Write the count of lines that contain the word "会进行度" and nothing else.

#### [RECORDS PROVIDED]

──────────

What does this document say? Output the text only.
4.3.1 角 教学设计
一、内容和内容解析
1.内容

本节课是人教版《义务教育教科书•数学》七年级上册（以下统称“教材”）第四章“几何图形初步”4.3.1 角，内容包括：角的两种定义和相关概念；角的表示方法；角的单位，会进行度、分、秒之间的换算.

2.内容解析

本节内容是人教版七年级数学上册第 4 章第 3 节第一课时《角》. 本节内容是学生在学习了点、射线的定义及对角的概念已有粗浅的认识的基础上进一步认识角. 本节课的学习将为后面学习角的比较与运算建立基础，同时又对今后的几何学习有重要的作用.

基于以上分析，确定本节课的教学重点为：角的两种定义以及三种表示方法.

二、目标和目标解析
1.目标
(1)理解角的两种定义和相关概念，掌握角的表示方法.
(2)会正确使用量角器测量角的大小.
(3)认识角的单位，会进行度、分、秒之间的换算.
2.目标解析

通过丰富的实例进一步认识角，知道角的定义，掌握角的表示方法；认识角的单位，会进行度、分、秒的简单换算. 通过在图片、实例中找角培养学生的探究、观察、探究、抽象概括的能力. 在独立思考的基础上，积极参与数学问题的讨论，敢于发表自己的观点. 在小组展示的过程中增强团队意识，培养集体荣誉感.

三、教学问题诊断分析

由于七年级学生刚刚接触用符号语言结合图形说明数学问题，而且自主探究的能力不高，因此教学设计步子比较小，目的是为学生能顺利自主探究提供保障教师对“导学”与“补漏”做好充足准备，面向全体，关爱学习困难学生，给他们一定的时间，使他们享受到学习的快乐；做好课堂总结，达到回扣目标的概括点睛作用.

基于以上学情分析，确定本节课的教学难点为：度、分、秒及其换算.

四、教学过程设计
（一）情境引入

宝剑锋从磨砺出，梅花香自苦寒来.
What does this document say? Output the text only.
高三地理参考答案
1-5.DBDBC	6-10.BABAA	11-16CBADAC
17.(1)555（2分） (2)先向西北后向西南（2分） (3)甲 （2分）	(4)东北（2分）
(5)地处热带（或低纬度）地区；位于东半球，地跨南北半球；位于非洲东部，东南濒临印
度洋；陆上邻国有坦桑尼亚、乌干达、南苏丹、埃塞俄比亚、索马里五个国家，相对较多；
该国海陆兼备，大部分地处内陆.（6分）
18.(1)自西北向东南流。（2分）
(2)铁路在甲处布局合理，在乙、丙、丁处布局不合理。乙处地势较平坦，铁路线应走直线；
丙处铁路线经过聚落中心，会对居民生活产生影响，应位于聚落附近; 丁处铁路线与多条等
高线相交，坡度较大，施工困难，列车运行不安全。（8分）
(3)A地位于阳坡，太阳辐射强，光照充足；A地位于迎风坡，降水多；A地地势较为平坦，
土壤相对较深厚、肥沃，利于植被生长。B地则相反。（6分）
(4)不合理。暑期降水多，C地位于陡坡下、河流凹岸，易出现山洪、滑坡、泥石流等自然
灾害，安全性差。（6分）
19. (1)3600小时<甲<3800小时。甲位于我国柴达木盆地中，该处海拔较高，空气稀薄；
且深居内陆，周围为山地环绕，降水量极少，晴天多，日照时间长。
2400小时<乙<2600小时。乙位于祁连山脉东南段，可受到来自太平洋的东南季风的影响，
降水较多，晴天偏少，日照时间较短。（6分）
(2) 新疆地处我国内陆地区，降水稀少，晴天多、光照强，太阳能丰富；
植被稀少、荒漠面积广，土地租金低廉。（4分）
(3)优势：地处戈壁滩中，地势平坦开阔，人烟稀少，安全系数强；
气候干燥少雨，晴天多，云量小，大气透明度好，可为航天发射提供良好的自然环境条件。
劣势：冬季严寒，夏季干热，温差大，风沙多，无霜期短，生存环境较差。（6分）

──────────

#### [REPLY TO THE TASK]
3